[begin EXTRACTED ENTRIES]

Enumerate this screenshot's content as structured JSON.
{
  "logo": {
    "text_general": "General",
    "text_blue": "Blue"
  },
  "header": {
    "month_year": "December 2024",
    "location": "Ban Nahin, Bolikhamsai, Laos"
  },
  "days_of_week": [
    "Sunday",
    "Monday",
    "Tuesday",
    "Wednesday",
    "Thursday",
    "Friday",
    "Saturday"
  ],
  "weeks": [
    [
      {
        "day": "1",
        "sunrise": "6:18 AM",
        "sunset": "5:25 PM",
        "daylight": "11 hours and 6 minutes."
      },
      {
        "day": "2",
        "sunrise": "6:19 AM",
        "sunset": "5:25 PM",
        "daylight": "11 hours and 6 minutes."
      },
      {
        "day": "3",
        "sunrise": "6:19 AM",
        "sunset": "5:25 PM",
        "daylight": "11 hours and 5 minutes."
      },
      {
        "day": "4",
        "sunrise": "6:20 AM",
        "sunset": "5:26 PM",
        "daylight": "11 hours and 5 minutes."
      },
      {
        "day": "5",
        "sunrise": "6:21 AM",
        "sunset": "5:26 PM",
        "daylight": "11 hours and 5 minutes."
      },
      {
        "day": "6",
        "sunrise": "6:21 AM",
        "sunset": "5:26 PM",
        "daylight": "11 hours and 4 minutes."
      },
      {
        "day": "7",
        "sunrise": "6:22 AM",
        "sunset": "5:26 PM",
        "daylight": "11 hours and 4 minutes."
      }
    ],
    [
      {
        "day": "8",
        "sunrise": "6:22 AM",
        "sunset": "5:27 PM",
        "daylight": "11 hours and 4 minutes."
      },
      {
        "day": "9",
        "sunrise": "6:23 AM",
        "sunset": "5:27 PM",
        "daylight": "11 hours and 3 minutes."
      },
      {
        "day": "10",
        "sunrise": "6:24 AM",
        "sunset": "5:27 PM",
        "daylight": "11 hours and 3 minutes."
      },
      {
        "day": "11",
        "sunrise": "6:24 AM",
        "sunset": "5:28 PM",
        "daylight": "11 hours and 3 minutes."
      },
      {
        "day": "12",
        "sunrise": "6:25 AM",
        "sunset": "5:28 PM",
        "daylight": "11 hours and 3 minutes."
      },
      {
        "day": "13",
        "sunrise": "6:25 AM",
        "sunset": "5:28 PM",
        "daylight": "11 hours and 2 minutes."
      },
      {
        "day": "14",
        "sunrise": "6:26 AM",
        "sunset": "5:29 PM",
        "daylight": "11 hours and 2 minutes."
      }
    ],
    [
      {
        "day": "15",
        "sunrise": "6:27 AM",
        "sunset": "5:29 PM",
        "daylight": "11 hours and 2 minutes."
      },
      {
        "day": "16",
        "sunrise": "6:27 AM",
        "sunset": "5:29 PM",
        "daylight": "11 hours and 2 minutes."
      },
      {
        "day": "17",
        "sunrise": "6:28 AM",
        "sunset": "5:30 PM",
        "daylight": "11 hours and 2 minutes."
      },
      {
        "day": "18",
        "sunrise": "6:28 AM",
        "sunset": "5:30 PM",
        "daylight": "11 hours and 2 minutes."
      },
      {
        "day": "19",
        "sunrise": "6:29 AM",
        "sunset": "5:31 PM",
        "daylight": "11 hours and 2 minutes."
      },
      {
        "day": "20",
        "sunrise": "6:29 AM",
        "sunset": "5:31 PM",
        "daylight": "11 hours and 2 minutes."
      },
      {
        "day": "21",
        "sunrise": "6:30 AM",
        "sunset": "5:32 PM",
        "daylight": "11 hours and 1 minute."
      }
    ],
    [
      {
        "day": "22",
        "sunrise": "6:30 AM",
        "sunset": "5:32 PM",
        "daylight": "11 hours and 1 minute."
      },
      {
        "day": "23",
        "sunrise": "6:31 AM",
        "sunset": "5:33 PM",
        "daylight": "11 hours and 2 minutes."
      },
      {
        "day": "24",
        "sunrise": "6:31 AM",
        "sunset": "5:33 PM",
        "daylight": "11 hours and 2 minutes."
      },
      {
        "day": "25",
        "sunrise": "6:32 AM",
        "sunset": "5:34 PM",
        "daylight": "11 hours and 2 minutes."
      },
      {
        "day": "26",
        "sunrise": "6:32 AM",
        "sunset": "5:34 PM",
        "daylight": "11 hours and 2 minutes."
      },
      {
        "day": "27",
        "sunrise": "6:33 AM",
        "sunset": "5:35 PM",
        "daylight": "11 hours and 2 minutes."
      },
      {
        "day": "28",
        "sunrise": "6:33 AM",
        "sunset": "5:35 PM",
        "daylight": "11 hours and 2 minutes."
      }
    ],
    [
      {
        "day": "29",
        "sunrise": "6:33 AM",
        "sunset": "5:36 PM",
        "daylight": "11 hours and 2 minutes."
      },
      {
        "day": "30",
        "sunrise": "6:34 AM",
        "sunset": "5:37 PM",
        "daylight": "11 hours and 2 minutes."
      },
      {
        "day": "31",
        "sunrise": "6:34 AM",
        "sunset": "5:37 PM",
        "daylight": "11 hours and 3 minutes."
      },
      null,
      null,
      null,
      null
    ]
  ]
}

[end EXTRACTED ENTRIES]

* PROBLEM TO SOLVE:
Set down the entries verbatim, leaving none out.

* EXPECTED OUTPUT:
Enumerate this screenshot's content as structured JSON.
{
  "logo": {
    "text_general": "General",
    "text_blue": "Blue"
  },
  "header": {
    "month_year": "December 2024",
    "location": "Ban Nahin, Bolikhamsai, Laos"
  },
  "days_of_week": [
    "Sunday",
    "Monday",
    "Tuesday",
    "Wednesday",
    "Thursday",
    "Friday",
    "Saturday"
  ],
  "weeks": [
    [
      {
        "day": "1",
        "sunrise": "6:18 AM",
        "sunset": "5:25 PM",
        "daylight": "11 hours and 6 minutes."
      },
      {
        "day": "2",
        "sunrise": "6:19 AM",
        "sunset": "5:25 PM",
        "daylight": "11 hours and 6 minutes."
      },
      {
        "day": "3",
        "sunrise": "6:19 AM",
        "sunset": "5:25 PM",
        "daylight": "11 hours and 5 minutes."
      },
      {
        "day": "4",
        "sunrise": "6:20 AM",
        "sunset": "5:26 PM",
        "daylight": "11 hours and 5 minutes."
      },
      {
        "day": "5",
        "sunrise": "6:21 AM",
        "sunset": "5:26 PM",
        "daylight": "11 hours and 5 minutes."
      },
      {
        "day": "6",
        "sunrise": "6:21 AM",
        "sunset": "5:26 PM",
        "daylight": "11 hours and 4 minutes."
      },
      {
        "day": "7",
        "sunrise": "6:22 AM",
        "sunset": "5:26 PM",
        "daylight": "11 hours and 4 minutes."
      }
    ],
    [
      {
        "day": "8",
        "sunrise": "6:22 AM",
        "sunset": "5:27 PM",
        "daylight": "11 hours and 4 minutes."
      },
      {
        "day": "9",
        "sunrise": "6:23 AM",
        "sunset": "5:27 PM",
        "daylight": "11 hours and 3 minutes."
      },
      {
        "day": "10",
        "sunrise": "6:24 AM",
        "sunset": "5:27 PM",
        "daylight": "11 hours and 3 minutes."
      },
      {
        "day": "11",
        "sunrise": "6:24 AM",
        "sunset": "5:28 PM",
        "daylight": "11 hours and 3 minutes."
      },
      {
        "day": "12",
        "sunrise": "6:25 AM",
        "sunset": "5:28 PM",
        "daylight": "11 hours and 3 minutes."
      },
      {
        "day": "13",
        "sunrise": "6:25 AM",
        "sunset": "5:28 PM",
        "daylight": "11 hours and 2 minutes."
      },
      {
        "day": "14",
        "sunrise": "6:26 AM",
        "sunset": "5:29 PM",
        "daylight": "11 hours and 2 minutes."
      }
    ],
    [
      {
        "day": "15",
        "sunrise": "6:27 AM",
        "sunset": "5:29 PM",
        "daylight": "11 hours and 2 minutes."
      },
      {
        "day": "16",
        "sunrise": "6:27 AM",
        "sunset": "5:29 PM",
        "daylight": "11 hours and 2 minutes."
      },
      {
        "day": "17",
        "sunrise": "6:28 AM",
        "sunset": "5:30 PM",
        "daylight": "11 hours and 2 minutes."
      },
      {
        "day": "18",
        "sunrise": "6:28 AM",
        "sunset": "5:30 PM",
        "daylight": "11 hours and 2 minutes."
      },
      {
        "day": "19",
        "sunrise": "6:29 AM",
        "sunset": "5:31 PM",
        "daylight": "11 hours and 2 minutes."
      },
      {
        "day": "20",
        "sunrise": "6:29 AM",
        "sunset": "5:31 PM",
        "daylight": "11 hours and 2 minutes."
      },
      {
        "day": "21",
        "sunrise": "6:30 AM",
        "sunset": "5:32 PM",
        "daylight": "11 hours and 1 minute."
      }
    ],
    [
      {
        "day": "22",
        "sunrise": "6:30 AM",
        "sunset": "5:32 PM",
        "daylight": "11 hours and 1 minute."
      },
      {
        "day": "23",
        "sunrise": "6:31 AM",
        "sunset": "5:33 PM",
        "daylight": "11 hours and 2 minutes."
      },
      {
        "day": "24",
        "sunrise": "6:31 AM",
        "sunset": "5:33 PM",
        "daylight": "11 hours and 2 minutes."
      },
      {
        "day": "25",
        "sunrise": "6:32 AM",
        "sunset": "5:34 PM",
        "daylight": "11 hours and 2 minutes."
      },
      {
        "day": "26",
        "sunrise": "6:32 AM",
        "sunset": "5:34 PM",
        "daylight": "11 hours and 2 minutes."
      },
      {
        "day": "27",
        "sunrise": "6:33 AM",
        "sunset": "5:35 PM",
        "daylight": "11 hours and 2 minutes."
      },
      {
        "day": "28",
        "sunrise": "6:33 AM",
        "sunset": "5:35 PM",
        "daylight": "11 hours and 2 minutes."
      }
    ],
    [
      {
        "day": "29",
        "sunrise": "6:33 AM",
        "sunset": "5:36 PM",
        "daylight": "11 hours and 2 minutes."
      },
      {
        "day": "30",
        "sunrise": "6:34 AM",
        "sunset": "5:37 PM",
        "daylight": "11 hours and 2 minutes."
      },
      {
        "day": "31",
        "sunrise": "6:34 AM",
        "sunset": "5:37 PM",
        "daylight": "11 hours and 3 minutes."
      },
      null,
      null,
      null,
      null
    ]
  ]
}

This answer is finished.